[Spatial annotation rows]

---*---

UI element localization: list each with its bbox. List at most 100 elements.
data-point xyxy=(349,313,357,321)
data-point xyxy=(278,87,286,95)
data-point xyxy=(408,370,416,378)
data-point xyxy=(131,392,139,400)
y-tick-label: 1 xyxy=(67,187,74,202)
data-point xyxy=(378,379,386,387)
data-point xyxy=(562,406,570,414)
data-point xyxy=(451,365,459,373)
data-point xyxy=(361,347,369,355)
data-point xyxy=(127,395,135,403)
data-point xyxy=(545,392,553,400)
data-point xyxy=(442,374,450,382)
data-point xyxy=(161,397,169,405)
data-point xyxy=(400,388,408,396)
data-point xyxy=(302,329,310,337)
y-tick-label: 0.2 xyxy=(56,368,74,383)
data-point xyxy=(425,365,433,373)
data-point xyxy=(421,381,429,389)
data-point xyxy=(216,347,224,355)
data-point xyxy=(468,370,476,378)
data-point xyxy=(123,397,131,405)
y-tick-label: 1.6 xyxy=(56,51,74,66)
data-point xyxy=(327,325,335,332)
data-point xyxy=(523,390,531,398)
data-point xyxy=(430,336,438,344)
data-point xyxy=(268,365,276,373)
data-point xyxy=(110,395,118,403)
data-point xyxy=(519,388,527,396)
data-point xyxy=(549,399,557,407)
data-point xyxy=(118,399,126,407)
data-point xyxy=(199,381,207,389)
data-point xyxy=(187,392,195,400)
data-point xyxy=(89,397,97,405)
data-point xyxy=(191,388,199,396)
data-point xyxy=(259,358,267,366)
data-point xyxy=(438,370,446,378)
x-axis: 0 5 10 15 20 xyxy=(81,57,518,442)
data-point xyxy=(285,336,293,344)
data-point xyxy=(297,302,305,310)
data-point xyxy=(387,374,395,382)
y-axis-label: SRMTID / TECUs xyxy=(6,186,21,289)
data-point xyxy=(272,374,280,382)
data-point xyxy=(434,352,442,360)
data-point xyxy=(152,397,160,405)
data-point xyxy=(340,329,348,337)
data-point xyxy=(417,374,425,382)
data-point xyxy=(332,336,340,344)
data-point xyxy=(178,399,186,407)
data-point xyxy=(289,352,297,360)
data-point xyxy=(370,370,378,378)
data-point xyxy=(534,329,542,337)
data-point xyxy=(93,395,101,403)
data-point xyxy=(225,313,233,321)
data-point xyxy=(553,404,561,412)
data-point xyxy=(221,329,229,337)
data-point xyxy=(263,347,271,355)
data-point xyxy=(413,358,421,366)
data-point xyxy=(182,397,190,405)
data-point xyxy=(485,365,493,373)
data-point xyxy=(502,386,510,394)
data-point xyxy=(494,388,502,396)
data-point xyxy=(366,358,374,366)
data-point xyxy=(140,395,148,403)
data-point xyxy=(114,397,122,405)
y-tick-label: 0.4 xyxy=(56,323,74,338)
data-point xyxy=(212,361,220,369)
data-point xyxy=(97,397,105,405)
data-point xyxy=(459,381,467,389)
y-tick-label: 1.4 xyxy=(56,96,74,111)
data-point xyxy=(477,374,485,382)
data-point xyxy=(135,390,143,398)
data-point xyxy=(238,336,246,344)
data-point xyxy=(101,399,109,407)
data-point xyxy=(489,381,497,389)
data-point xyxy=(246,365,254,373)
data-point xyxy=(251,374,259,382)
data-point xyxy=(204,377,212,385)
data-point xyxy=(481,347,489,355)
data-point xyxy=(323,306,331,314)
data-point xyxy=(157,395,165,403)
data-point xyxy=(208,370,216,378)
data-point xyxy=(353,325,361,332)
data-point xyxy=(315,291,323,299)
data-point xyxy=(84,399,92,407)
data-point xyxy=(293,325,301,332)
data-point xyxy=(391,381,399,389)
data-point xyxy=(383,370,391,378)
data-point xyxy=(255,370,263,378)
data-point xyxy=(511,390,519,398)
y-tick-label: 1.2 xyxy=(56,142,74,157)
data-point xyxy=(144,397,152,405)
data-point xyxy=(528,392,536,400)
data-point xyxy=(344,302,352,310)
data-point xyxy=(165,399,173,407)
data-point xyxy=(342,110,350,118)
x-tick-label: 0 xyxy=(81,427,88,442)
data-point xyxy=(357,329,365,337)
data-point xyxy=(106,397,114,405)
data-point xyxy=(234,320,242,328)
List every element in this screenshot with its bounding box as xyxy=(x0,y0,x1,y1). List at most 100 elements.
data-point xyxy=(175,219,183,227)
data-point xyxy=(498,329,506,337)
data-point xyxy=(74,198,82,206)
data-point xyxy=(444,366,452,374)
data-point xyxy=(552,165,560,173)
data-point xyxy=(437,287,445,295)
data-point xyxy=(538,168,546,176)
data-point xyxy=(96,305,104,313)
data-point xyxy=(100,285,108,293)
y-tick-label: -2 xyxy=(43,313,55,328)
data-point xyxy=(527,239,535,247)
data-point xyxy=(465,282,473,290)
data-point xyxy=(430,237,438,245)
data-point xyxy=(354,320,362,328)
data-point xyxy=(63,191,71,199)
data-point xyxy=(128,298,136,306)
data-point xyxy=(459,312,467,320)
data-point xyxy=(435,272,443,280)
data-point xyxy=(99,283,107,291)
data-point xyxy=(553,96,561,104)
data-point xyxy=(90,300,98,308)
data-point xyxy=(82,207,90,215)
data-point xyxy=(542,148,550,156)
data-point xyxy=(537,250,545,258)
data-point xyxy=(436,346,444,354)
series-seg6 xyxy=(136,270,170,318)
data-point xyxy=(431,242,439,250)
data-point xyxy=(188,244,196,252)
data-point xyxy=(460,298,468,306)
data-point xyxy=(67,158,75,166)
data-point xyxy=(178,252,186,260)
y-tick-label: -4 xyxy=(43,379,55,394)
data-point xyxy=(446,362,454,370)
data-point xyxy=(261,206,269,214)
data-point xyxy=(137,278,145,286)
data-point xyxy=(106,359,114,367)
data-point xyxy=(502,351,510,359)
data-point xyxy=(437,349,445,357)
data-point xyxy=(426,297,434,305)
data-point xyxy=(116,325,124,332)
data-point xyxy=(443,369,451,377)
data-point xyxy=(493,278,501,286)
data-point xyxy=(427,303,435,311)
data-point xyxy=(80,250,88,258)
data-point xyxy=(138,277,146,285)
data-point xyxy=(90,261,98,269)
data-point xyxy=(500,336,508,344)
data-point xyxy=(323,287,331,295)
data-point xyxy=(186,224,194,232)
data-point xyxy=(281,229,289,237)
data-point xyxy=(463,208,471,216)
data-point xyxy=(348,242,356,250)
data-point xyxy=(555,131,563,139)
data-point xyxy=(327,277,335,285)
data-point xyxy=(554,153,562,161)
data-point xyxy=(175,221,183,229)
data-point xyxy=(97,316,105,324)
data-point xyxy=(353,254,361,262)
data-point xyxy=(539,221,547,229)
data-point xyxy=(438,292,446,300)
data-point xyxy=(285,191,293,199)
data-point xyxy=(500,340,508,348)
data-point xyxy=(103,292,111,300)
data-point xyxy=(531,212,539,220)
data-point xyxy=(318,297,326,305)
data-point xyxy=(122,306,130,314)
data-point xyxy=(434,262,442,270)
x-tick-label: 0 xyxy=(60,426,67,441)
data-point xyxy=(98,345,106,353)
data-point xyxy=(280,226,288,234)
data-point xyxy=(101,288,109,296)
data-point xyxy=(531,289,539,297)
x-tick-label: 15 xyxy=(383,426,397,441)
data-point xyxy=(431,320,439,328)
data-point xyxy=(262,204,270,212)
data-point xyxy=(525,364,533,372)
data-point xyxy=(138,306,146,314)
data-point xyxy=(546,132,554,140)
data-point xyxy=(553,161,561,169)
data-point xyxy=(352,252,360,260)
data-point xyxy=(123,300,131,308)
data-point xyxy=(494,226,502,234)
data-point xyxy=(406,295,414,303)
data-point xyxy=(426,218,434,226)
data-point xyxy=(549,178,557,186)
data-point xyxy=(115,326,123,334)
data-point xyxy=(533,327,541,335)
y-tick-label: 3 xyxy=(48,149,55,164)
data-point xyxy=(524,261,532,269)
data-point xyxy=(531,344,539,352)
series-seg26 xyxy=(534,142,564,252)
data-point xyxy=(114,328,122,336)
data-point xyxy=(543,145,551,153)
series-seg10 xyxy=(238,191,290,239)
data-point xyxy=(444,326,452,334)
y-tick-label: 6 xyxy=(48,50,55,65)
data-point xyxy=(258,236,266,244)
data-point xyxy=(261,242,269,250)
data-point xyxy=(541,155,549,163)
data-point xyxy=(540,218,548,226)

---*---

Rewrite the rows from the start through the line containing "x-axis: 0 5 10 15 20 xyxy=(81,57,518,442)", both ends included, with "y-tick-label" swapped for "y-axis-tick" and everything else unchanged.

#### TASK RESPONSE:
UI element localization: list each with its bbox. List at most 100 elements.
data-point xyxy=(349,313,357,321)
data-point xyxy=(278,87,286,95)
data-point xyxy=(408,370,416,378)
data-point xyxy=(131,392,139,400)
y-axis-tick: 1 xyxy=(67,187,74,202)
data-point xyxy=(378,379,386,387)
data-point xyxy=(562,406,570,414)
data-point xyxy=(451,365,459,373)
data-point xyxy=(361,347,369,355)
data-point xyxy=(127,395,135,403)
data-point xyxy=(545,392,553,400)
data-point xyxy=(442,374,450,382)
data-point xyxy=(161,397,169,405)
data-point xyxy=(400,388,408,396)
data-point xyxy=(302,329,310,337)
y-axis-tick: 0.2 xyxy=(56,368,74,383)
data-point xyxy=(425,365,433,373)
data-point xyxy=(421,381,429,389)
data-point xyxy=(216,347,224,355)
data-point xyxy=(468,370,476,378)
data-point xyxy=(123,397,131,405)
y-axis-tick: 1.6 xyxy=(56,51,74,66)
data-point xyxy=(327,325,335,332)
data-point xyxy=(523,390,531,398)
data-point xyxy=(430,336,438,344)
data-point xyxy=(268,365,276,373)
data-point xyxy=(110,395,118,403)
data-point xyxy=(519,388,527,396)
data-point xyxy=(549,399,557,407)
data-point xyxy=(118,399,126,407)
data-point xyxy=(199,381,207,389)
data-point xyxy=(187,392,195,400)
data-point xyxy=(89,397,97,405)
data-point xyxy=(191,388,199,396)
data-point xyxy=(259,358,267,366)
data-point xyxy=(438,370,446,378)
x-axis: 0 5 10 15 20 xyxy=(81,57,518,442)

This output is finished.